§ **The task**
Copy each line with the word "JSON" in it.

§ **Stored data**
+===+
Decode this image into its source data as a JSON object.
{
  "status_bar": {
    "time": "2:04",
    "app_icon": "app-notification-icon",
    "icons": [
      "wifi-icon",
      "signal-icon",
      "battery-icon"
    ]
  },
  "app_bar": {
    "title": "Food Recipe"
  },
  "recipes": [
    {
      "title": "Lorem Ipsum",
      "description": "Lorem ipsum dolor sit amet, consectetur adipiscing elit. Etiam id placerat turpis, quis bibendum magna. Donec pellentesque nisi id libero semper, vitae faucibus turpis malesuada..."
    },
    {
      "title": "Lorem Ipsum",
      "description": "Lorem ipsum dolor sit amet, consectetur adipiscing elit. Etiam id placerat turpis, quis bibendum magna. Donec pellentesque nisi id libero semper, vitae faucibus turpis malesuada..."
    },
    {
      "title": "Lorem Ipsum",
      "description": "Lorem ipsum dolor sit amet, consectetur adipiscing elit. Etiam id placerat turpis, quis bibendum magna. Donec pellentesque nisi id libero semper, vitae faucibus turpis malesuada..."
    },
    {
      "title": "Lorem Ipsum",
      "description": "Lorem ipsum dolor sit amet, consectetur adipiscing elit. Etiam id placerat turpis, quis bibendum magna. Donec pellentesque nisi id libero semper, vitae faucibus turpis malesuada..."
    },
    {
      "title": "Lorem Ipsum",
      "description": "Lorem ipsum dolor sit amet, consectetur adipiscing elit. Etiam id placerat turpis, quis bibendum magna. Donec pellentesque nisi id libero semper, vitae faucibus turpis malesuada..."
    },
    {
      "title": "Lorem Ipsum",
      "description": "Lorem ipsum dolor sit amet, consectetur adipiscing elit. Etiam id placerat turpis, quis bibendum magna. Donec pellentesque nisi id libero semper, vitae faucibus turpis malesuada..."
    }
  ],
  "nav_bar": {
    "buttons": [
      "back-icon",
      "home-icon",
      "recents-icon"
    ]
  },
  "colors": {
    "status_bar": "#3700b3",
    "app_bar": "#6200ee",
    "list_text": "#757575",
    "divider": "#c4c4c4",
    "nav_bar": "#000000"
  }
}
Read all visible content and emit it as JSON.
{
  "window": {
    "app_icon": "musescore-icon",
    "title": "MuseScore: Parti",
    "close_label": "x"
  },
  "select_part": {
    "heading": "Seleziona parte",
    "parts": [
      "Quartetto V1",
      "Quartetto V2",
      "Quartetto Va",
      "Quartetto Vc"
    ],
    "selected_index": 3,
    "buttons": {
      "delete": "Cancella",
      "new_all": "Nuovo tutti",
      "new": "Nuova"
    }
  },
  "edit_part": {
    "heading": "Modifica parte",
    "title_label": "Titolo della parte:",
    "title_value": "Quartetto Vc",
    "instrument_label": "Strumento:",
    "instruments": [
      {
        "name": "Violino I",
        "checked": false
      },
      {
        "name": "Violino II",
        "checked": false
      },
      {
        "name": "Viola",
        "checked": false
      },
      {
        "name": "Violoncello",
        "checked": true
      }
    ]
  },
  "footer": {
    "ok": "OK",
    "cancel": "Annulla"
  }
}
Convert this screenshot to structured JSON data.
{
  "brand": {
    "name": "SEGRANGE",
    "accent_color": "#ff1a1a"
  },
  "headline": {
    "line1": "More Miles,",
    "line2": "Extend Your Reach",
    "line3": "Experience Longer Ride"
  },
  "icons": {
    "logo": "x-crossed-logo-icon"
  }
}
+===+
§ **Solution to this task**
Decode this image into its source data as a JSON object.
Read all visible content and emit it as JSON.
Convert this screenshot to structured JSON data.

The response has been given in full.